### Direction:
Copy the full set of lines exactly as given.
········
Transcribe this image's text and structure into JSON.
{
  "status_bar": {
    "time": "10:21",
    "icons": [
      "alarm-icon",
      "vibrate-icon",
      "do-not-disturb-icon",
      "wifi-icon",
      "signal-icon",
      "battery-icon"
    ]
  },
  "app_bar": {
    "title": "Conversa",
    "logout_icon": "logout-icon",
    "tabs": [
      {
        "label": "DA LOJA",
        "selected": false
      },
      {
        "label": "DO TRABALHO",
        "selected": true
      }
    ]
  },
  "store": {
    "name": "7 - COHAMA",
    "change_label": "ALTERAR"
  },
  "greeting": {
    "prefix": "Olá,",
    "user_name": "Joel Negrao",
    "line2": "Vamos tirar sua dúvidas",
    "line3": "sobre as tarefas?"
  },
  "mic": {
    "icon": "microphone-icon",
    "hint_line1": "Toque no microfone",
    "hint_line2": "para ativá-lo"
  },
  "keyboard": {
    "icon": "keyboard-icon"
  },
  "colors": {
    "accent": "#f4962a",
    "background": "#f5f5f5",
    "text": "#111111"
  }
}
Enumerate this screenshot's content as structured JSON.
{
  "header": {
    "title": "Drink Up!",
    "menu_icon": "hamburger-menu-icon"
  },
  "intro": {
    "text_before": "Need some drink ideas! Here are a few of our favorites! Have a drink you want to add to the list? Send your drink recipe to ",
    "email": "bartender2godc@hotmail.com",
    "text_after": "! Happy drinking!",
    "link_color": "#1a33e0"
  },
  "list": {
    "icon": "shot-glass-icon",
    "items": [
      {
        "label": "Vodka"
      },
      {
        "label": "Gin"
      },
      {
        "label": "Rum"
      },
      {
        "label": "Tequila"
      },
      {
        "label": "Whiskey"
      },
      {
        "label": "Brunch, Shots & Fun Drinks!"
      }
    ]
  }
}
········
### Finished exercise:
Transcribe this image's text and structure into JSON.
{
  "status_bar": {
    "time": "10:21",
    "icons": [
      "alarm-icon",
      "vibrate-icon",
      "do-not-disturb-icon",
      "wifi-icon",
      "signal-icon",
      "battery-icon"
    ]
  },
  "app_bar": {
    "title": "Conversa",
    "logout_icon": "logout-icon",
    "tabs": [
      {
        "label": "DA LOJA",
        "selected": false
      },
      {
        "label": "DO TRABALHO",
        "selected": true
      }
    ]
  },
  "store": {
    "name": "7 - COHAMA",
    "change_label": "ALTERAR"
  },
  "greeting": {
    "prefix": "Olá,",
    "user_name": "Joel Negrao",
    "line2": "Vamos tirar sua dúvidas",
    "line3": "sobre as tarefas?"
  },
  "mic": {
    "icon": "microphone-icon",
    "hint_line1": "Toque no microfone",
    "hint_line2": "para ativá-lo"
  },
  "keyboard": {
    "icon": "keyboard-icon"
  },
  "colors": {
    "accent": "#f4962a",
    "background": "#f5f5f5",
    "text": "#111111"
  }
}
Enumerate this screenshot's content as structured JSON.
{
  "header": {
    "title": "Drink Up!",
    "menu_icon": "hamburger-menu-icon"
  },
  "intro": {
    "text_before": "Need some drink ideas! Here are a few of our favorites! Have a drink you want to add to the list? Send your drink recipe to ",
    "email": "bartender2godc@hotmail.com",
    "text_after": "! Happy drinking!",
    "link_color": "#1a33e0"
  },
  "list": {
    "icon": "shot-glass-icon",
    "items": [
      {
        "label": "Vodka"
      },
      {
        "label": "Gin"
      },
      {
        "label": "Rum"
      },
      {
        "label": "Tequila"
      },
      {
        "label": "Whiskey"
      },
      {
        "label": "Brunch, Shots & Fun Drinks!"
      }
    ]
  }
}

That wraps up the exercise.